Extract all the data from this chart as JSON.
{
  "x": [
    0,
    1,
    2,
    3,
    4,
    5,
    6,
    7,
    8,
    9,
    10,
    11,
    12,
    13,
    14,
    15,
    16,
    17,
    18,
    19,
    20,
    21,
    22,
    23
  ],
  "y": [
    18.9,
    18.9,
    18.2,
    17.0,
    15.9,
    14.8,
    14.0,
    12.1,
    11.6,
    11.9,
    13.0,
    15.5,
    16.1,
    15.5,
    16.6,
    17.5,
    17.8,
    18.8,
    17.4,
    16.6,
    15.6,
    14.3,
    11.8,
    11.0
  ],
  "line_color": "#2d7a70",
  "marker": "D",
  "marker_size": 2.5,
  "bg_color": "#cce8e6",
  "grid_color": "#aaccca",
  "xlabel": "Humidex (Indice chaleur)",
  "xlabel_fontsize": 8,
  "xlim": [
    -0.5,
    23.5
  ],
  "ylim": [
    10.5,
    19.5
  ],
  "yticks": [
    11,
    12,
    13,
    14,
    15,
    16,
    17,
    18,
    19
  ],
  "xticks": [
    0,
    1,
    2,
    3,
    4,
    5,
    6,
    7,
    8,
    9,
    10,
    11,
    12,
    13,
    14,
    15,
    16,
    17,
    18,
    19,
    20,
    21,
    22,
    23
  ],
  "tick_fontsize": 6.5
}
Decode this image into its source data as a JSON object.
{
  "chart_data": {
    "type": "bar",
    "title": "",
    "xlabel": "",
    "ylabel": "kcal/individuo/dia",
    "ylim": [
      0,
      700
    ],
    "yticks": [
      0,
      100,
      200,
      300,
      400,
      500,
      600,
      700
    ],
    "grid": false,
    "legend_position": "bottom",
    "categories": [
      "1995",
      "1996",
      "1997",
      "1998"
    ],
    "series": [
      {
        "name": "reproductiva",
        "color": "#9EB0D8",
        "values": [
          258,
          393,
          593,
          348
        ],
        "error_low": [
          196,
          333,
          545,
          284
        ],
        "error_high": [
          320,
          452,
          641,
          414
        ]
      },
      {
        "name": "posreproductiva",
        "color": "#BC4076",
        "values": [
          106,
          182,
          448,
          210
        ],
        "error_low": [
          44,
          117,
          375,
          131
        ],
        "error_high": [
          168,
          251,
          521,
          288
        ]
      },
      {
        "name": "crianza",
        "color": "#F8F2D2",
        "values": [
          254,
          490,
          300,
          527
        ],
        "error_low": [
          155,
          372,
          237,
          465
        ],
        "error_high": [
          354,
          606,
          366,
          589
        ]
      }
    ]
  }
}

^^^^^^^^^^^^^^^^

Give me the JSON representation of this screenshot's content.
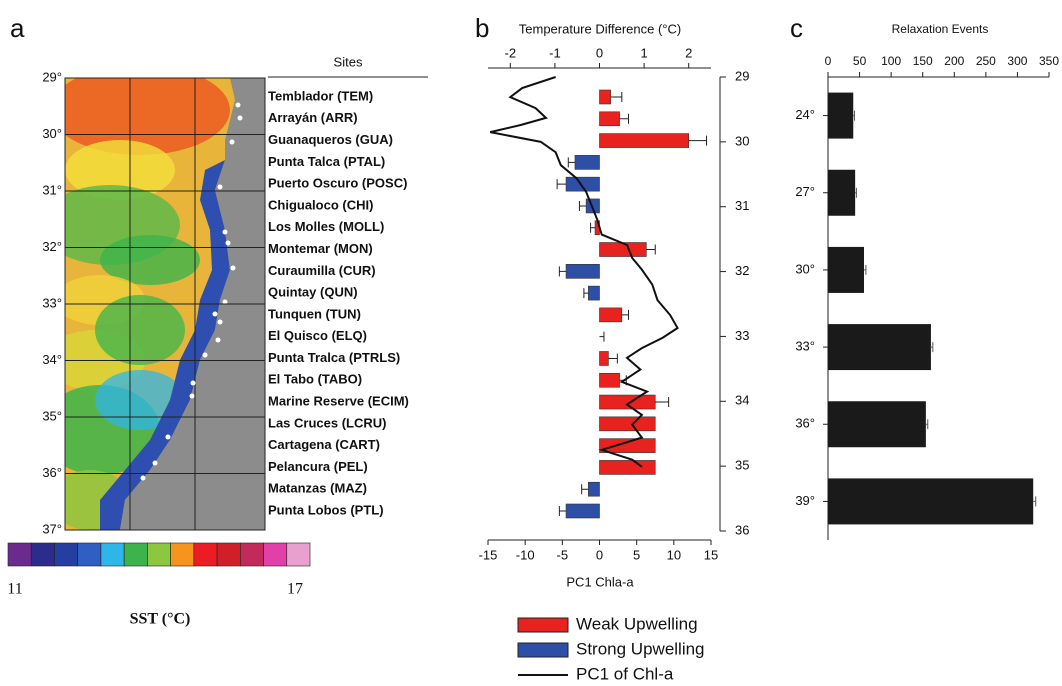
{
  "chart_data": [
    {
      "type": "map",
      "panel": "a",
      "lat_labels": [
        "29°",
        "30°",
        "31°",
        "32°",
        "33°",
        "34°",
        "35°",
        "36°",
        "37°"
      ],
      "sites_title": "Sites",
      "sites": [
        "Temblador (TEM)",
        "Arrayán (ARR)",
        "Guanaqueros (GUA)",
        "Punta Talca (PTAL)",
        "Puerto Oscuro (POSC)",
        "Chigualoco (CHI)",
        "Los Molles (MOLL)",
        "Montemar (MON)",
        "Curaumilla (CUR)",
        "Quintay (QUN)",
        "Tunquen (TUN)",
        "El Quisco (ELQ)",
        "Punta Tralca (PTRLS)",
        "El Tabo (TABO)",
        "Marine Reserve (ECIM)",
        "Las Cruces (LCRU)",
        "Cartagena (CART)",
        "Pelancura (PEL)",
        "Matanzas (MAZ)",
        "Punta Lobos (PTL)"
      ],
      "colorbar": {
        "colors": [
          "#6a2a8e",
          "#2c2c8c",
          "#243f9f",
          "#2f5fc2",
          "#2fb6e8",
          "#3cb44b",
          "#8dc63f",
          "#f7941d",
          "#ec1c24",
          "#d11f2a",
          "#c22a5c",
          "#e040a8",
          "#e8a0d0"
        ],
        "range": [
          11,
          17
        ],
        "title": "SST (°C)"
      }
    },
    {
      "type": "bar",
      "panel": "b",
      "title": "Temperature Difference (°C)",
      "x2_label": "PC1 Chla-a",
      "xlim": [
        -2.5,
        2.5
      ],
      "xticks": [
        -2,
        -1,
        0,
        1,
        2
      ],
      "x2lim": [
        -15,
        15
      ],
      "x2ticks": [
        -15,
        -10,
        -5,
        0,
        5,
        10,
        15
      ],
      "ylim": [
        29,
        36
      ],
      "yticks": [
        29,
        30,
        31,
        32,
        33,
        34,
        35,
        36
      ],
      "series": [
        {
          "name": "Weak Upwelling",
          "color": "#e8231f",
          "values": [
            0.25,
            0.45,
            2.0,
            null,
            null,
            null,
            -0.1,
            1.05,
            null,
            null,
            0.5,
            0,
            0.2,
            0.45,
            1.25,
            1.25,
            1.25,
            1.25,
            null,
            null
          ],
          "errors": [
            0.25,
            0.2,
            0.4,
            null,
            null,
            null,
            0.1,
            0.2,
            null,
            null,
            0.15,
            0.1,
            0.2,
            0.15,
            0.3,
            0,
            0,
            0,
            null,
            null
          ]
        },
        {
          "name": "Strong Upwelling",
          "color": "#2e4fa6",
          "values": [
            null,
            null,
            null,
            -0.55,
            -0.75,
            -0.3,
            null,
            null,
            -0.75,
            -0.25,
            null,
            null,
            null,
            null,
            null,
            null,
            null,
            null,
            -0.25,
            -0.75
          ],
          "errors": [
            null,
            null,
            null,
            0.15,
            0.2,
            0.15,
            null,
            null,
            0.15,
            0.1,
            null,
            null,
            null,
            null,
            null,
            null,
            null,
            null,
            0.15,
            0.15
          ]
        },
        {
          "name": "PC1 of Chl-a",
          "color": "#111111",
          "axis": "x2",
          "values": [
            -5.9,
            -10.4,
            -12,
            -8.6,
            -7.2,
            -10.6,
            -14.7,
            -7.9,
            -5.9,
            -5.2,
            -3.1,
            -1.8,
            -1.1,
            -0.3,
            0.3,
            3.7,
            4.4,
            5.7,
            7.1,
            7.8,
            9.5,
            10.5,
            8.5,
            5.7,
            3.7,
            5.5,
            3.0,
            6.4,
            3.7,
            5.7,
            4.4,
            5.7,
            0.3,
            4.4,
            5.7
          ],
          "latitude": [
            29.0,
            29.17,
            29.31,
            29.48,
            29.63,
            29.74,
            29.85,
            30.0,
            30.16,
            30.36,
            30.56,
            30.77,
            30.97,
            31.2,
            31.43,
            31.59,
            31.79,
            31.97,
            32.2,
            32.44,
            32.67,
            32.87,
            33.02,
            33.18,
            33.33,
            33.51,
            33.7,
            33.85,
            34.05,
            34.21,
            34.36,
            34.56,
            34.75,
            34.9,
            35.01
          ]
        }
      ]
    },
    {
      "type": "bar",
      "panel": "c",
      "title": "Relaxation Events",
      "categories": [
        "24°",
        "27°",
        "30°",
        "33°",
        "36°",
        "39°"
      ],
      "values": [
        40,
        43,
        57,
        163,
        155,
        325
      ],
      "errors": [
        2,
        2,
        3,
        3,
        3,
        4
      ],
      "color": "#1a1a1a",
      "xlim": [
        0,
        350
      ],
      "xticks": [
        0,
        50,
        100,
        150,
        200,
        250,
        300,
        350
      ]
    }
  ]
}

^^^^^^^^^^^^^^^^

Filter the entries down to the lines containing "name". Copy each of those lines.

        "name": "reproductiva",
        "name": "posreproductiva",
        "name": "crianza",
          "name": "Weak Upwelling",
          "name": "Strong Upwelling",
          "name": "PC1 of Chl-a",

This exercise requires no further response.